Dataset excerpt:
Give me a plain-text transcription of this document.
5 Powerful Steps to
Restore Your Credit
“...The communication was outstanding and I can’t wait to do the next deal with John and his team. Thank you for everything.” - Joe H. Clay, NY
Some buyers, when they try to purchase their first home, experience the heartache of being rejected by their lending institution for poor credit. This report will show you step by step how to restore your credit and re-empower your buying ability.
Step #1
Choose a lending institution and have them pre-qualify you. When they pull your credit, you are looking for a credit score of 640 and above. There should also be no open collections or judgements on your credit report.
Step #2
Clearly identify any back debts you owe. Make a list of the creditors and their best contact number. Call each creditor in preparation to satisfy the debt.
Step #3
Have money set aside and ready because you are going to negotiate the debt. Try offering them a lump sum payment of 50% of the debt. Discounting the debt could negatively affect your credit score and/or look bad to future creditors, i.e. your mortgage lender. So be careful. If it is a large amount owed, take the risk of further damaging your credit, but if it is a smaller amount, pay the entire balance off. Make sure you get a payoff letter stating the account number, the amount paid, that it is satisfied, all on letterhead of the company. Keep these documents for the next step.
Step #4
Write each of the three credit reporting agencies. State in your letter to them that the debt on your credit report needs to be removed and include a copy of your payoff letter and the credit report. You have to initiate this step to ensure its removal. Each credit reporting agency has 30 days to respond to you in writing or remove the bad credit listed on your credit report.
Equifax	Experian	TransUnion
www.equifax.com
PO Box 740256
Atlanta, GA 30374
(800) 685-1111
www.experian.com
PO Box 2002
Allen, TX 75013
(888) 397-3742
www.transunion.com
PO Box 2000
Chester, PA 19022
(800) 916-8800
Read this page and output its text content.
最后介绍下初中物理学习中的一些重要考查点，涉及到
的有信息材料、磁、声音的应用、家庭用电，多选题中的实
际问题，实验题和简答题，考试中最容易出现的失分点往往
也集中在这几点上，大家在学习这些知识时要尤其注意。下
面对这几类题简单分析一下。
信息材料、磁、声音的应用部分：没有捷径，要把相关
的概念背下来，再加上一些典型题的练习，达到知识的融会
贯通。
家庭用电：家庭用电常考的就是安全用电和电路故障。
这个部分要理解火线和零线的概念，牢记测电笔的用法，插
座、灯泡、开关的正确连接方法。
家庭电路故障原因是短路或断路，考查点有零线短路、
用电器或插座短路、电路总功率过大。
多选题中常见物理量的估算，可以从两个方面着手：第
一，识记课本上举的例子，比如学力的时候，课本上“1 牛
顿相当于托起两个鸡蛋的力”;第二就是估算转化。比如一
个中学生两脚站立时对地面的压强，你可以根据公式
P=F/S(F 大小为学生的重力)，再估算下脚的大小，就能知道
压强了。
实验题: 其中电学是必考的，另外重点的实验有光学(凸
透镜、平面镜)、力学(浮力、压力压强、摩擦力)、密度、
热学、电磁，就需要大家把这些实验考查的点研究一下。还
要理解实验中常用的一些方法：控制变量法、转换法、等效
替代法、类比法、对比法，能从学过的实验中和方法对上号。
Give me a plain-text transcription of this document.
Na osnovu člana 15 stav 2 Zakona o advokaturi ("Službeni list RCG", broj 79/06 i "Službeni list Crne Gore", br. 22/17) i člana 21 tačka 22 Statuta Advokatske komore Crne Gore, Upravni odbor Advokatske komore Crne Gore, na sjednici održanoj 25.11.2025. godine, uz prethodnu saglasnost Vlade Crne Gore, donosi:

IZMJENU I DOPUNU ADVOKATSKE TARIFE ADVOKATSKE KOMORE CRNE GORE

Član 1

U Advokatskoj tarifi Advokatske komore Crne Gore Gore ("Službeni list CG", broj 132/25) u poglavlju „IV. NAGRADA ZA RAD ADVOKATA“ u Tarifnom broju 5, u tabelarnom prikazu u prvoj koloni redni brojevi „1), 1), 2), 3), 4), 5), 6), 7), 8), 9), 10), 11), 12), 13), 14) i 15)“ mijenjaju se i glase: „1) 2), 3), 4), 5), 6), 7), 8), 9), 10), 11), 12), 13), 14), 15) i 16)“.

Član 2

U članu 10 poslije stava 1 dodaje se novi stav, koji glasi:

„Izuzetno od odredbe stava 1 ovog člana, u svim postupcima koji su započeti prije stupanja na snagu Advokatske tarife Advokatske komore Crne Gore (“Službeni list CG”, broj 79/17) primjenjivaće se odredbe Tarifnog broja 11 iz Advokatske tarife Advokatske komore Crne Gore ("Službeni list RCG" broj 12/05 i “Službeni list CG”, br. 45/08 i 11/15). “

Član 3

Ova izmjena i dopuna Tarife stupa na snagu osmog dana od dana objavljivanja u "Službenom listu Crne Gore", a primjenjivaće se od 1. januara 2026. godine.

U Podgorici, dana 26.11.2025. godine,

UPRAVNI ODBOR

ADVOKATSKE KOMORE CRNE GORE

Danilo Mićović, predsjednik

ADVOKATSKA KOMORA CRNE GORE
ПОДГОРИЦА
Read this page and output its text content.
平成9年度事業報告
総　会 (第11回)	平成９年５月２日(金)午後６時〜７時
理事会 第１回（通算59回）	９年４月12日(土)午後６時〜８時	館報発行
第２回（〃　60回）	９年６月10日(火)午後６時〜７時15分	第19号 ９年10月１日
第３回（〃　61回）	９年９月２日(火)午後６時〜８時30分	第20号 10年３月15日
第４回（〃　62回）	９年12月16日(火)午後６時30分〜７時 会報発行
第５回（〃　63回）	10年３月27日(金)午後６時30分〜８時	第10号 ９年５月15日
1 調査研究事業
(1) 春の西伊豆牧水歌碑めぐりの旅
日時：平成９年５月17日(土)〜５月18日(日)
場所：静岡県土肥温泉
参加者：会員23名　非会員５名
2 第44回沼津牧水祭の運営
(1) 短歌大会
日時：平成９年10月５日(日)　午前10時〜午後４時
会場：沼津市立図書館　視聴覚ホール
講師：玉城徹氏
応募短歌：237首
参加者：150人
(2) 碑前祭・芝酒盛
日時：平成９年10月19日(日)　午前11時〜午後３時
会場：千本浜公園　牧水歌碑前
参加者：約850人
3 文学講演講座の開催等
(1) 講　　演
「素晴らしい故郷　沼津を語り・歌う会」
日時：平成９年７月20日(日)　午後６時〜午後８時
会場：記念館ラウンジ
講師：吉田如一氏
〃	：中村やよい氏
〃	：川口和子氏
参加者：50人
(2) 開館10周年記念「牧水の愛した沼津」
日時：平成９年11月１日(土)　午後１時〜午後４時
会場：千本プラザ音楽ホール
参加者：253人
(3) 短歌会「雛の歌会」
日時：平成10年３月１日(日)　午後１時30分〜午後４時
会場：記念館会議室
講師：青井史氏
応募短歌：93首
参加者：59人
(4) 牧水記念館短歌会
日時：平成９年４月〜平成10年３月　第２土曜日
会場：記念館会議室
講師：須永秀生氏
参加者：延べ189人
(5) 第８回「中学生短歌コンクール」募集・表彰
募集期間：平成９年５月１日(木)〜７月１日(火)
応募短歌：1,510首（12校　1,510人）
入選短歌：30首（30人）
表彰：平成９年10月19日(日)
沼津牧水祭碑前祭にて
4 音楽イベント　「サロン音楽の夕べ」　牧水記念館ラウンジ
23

* **Task brief**: Print every entry exactly as written.

* **Problem solution**:
Give me a plain-text transcription of this document.
5 Powerful Steps to
Restore Your Credit
“...The communication was outstanding and I can’t wait to do the next deal with John and his team. Thank you for everything.” - Joe H. Clay, NY
Some buyers, when they try to purchase their first home, experience the heartache of being rejected by their lending institution for poor credit. This report will show you step by step how to restore your credit and re-empower your buying ability.
Step #1
Choose a lending institution and have them pre-qualify you. When they pull your credit, you are looking for a credit score of 640 and above. There should also be no open collections or judgements on your credit report.
Step #2
Clearly identify any back debts you owe. Make a list of the creditors and their best contact number. Call each creditor in preparation to satisfy the debt.
Step #3
Have money set aside and ready because you are going to negotiate the debt. Try offering them a lump sum payment of 50% of the debt. Discounting the debt could negatively affect your credit score and/or look bad to future creditors, i.e. your mortgage lender. So be careful. If it is a large amount owed, take the risk of further damaging your credit, but if it is a smaller amount, pay the entire balance off. Make sure you get a payoff letter stating the account number, the amount paid, that it is satisfied, all on letterhead of the company. Keep these documents for the next step.
Step #4
Write each of the three credit reporting agencies. State in your letter to them that the debt on your credit report needs to be removed and include a copy of your payoff letter and the credit report. You have to initiate this step to ensure its removal. Each credit reporting agency has 30 days to respond to you in writing or remove the bad credit listed on your credit report.
Equifax	Experian	TransUnion
www.equifax.com
PO Box 740256
Atlanta, GA 30374
(800) 685-1111
www.experian.com
PO Box 2002
Allen, TX 75013
(888) 397-3742
www.transunion.com
PO Box 2000
Chester, PA 19022
(800) 916-8800
Read this page and output its text content.
最后介绍下初中物理学习中的一些重要考查点，涉及到
的有信息材料、磁、声音的应用、家庭用电，多选题中的实
际问题，实验题和简答题，考试中最容易出现的失分点往往
也集中在这几点上，大家在学习这些知识时要尤其注意。下
面对这几类题简单分析一下。
信息材料、磁、声音的应用部分：没有捷径，要把相关
的概念背下来，再加上一些典型题的练习，达到知识的融会
贯通。
家庭用电：家庭用电常考的就是安全用电和电路故障。
这个部分要理解火线和零线的概念，牢记测电笔的用法，插
座、灯泡、开关的正确连接方法。
家庭电路故障原因是短路或断路，考查点有零线短路、
用电器或插座短路、电路总功率过大。
多选题中常见物理量的估算，可以从两个方面着手：第
一，识记课本上举的例子，比如学力的时候，课本上“1 牛
顿相当于托起两个鸡蛋的力”;第二就是估算转化。比如一
个中学生两脚站立时对地面的压强，你可以根据公式
P=F/S(F 大小为学生的重力)，再估算下脚的大小，就能知道
压强了。
实验题: 其中电学是必考的，另外重点的实验有光学(凸
透镜、平面镜)、力学(浮力、压力压强、摩擦力)、密度、
热学、电磁，就需要大家把这些实验考查的点研究一下。还
要理解实验中常用的一些方法：控制变量法、转换法、等效
替代法、类比法、对比法，能从学过的实验中和方法对上号。
Give me a plain-text transcription of this document.
Na osnovu člana 15 stav 2 Zakona o advokaturi ("Službeni list RCG", broj 79/06 i "Službeni list Crne Gore", br. 22/17) i člana 21 tačka 22 Statuta Advokatske komore Crne Gore, Upravni odbor Advokatske komore Crne Gore, na sjednici održanoj 25.11.2025. godine, uz prethodnu saglasnost Vlade Crne Gore, donosi:

IZMJENU I DOPUNU ADVOKATSKE TARIFE ADVOKATSKE KOMORE CRNE GORE

Član 1

U Advokatskoj tarifi Advokatske komore Crne Gore Gore ("Službeni list CG", broj 132/25) u poglavlju „IV. NAGRADA ZA RAD ADVOKATA“ u Tarifnom broju 5, u tabelarnom prikazu u prvoj koloni redni brojevi „1), 1), 2), 3), 4), 5), 6), 7), 8), 9), 10), 11), 12), 13), 14) i 15)“ mijenjaju se i glase: „1) 2), 3), 4), 5), 6), 7), 8), 9), 10), 11), 12), 13), 14), 15) i 16)“.

Član 2

U članu 10 poslije stava 1 dodaje se novi stav, koji glasi:

„Izuzetno od odredbe stava 1 ovog člana, u svim postupcima koji su započeti prije stupanja na snagu Advokatske tarife Advokatske komore Crne Gore (“Službeni list CG”, broj 79/17) primjenjivaće se odredbe Tarifnog broja 11 iz Advokatske tarife Advokatske komore Crne Gore ("Službeni list RCG" broj 12/05 i “Službeni list CG”, br. 45/08 i 11/15). “

Član 3

Ova izmjena i dopuna Tarife stupa na snagu osmog dana od dana objavljivanja u "Službenom listu Crne Gore", a primjenjivaće se od 1. januara 2026. godine.

U Podgorici, dana 26.11.2025. godine,

UPRAVNI ODBOR

ADVOKATSKE KOMORE CRNE GORE

Danilo Mićović, predsjednik

ADVOKATSKA KOMORA CRNE GORE
ПОДГОРИЦА
Read this page and output its text content.
平成9年度事業報告
総　会 (第11回)	平成９年５月２日(金)午後６時〜７時
理事会 第１回（通算59回）	９年４月12日(土)午後６時〜８時	館報発行
第２回（〃　60回）	９年６月10日(火)午後６時〜７時15分	第19号 ９年10月１日
第３回（〃　61回）	９年９月２日(火)午後６時〜８時30分	第20号 10年３月15日
第４回（〃　62回）	９年12月16日(火)午後６時30分〜７時 会報発行
第５回（〃　63回）	10年３月27日(金)午後６時30分〜８時	第10号 ９年５月15日
1 調査研究事業
(1) 春の西伊豆牧水歌碑めぐりの旅
日時：平成９年５月17日(土)〜５月18日(日)
場所：静岡県土肥温泉
参加者：会員23名　非会員５名
2 第44回沼津牧水祭の運営
(1) 短歌大会
日時：平成９年10月５日(日)　午前10時〜午後４時
会場：沼津市立図書館　視聴覚ホール
講師：玉城徹氏
応募短歌：237首
参加者：150人
(2) 碑前祭・芝酒盛
日時：平成９年10月19日(日)　午前11時〜午後３時
会場：千本浜公園　牧水歌碑前
参加者：約850人
3 文学講演講座の開催等
(1) 講　　演
「素晴らしい故郷　沼津を語り・歌う会」
日時：平成９年７月20日(日)　午後６時〜午後８時
会場：記念館ラウンジ
講師：吉田如一氏
〃	：中村やよい氏
〃	：川口和子氏
参加者：50人
(2) 開館10周年記念「牧水の愛した沼津」
日時：平成９年11月１日(土)　午後１時〜午後４時
会場：千本プラザ音楽ホール
参加者：253人
(3) 短歌会「雛の歌会」
日時：平成10年３月１日(日)　午後１時30分〜午後４時
会場：記念館会議室
講師：青井史氏
応募短歌：93首
参加者：59人
(4) 牧水記念館短歌会
日時：平成９年４月〜平成10年３月　第２土曜日
会場：記念館会議室
講師：須永秀生氏
参加者：延べ189人
(5) 第８回「中学生短歌コンクール」募集・表彰
募集期間：平成９年５月１日(木)〜７月１日(火)
応募短歌：1,510首（12校　1,510人）
入選短歌：30首（30人）
表彰：平成９年10月19日(日)
沼津牧水祭碑前祭にて
4 音楽イベント　「サロン音楽の夕べ」　牧水記念館ラウンジ
23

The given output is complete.